Aim of the exercise → Make an exact copy of the entries, and keep any pictures out of it.

(Stored data entries)
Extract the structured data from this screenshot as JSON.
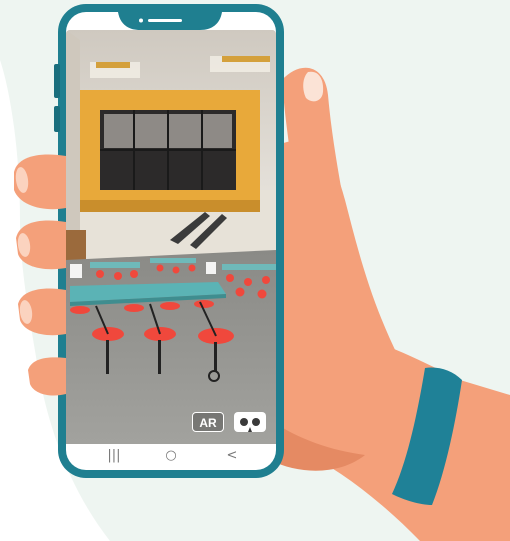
{
  "scene": {
    "description_free": true,
    "ar_label": "AR",
    "vr_icon": "vr-headset-icon"
  },
  "navbar": {
    "recents_glyph": "|||",
    "home_glyph": "○",
    "back_glyph": "<"
  },
  "colors": {
    "background_blob": "#eef5f1",
    "phone_frame": "#1f7f90",
    "skin": "#f4a07a",
    "skin_shadow": "#e58a63",
    "wristband": "#1f8197",
    "accent_yellow": "#e8a93a",
    "stool_red": "#f0483c",
    "table_teal": "#5bb3b5"
  }
}
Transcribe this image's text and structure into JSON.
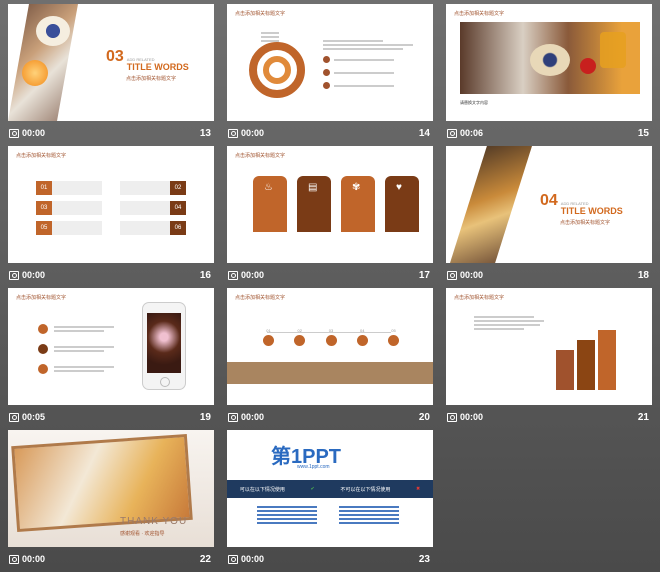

Response to the exercise →
Extract the structured data from this screenshot as JSON.
{
  "scene": {
    "description_free": true,
    "ar_label": "AR",
    "vr_icon": "vr-headset-icon"
  },
  "navbar": {
    "recents_glyph": "|||",
    "home_glyph": "○",
    "back_glyph": "<"
  },
  "colors": {
    "background_blob": "#eef5f1",
    "phone_frame": "#1f7f90",
    "skin": "#f4a07a",
    "skin_shadow": "#e58a63",
    "wristband": "#1f8197",
    "accent_yellow": "#e8a93a",
    "stool_red": "#f0483c",
    "table_teal": "#5bb3b5"
  }
}
Transcribe this image's text and structure into JSON.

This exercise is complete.